Task goal:
Write out each line of the material again, word for word.

━━━ Records to use ━━━

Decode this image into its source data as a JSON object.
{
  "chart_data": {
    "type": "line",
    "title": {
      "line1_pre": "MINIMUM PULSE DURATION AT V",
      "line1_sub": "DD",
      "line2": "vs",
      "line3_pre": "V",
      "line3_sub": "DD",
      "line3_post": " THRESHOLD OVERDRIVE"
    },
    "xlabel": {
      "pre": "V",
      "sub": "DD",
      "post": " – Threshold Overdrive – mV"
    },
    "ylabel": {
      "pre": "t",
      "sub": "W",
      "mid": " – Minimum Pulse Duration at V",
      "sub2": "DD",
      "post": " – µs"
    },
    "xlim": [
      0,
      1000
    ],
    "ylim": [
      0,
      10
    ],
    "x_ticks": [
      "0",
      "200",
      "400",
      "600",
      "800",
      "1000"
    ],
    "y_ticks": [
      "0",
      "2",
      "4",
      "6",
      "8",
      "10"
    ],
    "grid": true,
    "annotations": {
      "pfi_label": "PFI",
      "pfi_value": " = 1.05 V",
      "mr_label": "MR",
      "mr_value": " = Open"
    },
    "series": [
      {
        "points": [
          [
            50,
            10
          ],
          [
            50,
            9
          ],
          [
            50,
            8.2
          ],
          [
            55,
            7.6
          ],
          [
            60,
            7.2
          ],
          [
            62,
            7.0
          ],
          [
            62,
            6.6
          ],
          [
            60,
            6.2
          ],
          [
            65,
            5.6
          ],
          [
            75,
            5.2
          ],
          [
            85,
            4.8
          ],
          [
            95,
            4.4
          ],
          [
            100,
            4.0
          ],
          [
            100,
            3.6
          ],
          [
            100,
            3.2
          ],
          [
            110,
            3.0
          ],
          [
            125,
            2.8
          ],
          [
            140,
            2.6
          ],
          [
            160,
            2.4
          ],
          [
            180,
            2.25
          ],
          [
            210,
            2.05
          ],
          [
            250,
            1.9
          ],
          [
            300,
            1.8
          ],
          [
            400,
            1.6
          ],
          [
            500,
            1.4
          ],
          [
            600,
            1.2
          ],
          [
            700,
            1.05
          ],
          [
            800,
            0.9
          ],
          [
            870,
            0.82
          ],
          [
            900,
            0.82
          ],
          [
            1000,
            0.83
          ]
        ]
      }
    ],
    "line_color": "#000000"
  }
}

━━━

Correct result:
Decode this image into its source data as a JSON object.
{
  "chart_data": {
    "type": "line",
    "title": {
      "line1_pre": "MINIMUM PULSE DURATION AT V",
      "line1_sub": "DD",
      "line2": "vs",
      "line3_pre": "V",
      "line3_sub": "DD",
      "line3_post": " THRESHOLD OVERDRIVE"
    },
    "xlabel": {
      "pre": "V",
      "sub": "DD",
      "post": " – Threshold Overdrive – mV"
    },
    "ylabel": {
      "pre": "t",
      "sub": "W",
      "mid": " – Minimum Pulse Duration at V",
      "sub2": "DD",
      "post": " – µs"
    },
    "xlim": [
      0,
      1000
    ],
    "ylim": [
      0,
      10
    ],
    "x_ticks": [
      "0",
      "200",
      "400",
      "600",
      "800",
      "1000"
    ],
    "y_ticks": [
      "0",
      "2",
      "4",
      "6",
      "8",
      "10"
    ],
    "grid": true,
    "annotations": {
      "pfi_label": "PFI",
      "pfi_value": " = 1.05 V",
      "mr_label": "MR",
      "mr_value": " = Open"
    },
    "series": [
      {
        "points": [
          [
            50,
            10
          ],
          [
            50,
            9
          ],
          [
            50,
            8.2
          ],
          [
            55,
            7.6
          ],
          [
            60,
            7.2
          ],
          [
            62,
            7.0
          ],
          [
            62,
            6.6
          ],
          [
            60,
            6.2
          ],
          [
            65,
            5.6
          ],
          [
            75,
            5.2
          ],
          [
            85,
            4.8
          ],
          [
            95,
            4.4
          ],
          [
            100,
            4.0
          ],
          [
            100,
            3.6
          ],
          [
            100,
            3.2
          ],
          [
            110,
            3.0
          ],
          [
            125,
            2.8
          ],
          [
            140,
            2.6
          ],
          [
            160,
            2.4
          ],
          [
            180,
            2.25
          ],
          [
            210,
            2.05
          ],
          [
            250,
            1.9
          ],
          [
            300,
            1.8
          ],
          [
            400,
            1.6
          ],
          [
            500,
            1.4
          ],
          [
            600,
            1.2
          ],
          [
            700,
            1.05
          ],
          [
            800,
            0.9
          ],
          [
            870,
            0.82
          ],
          [
            900,
            0.82
          ],
          [
            1000,
            0.83
          ]
        ]
      }
    ],
    "line_color": "#000000"
  }
}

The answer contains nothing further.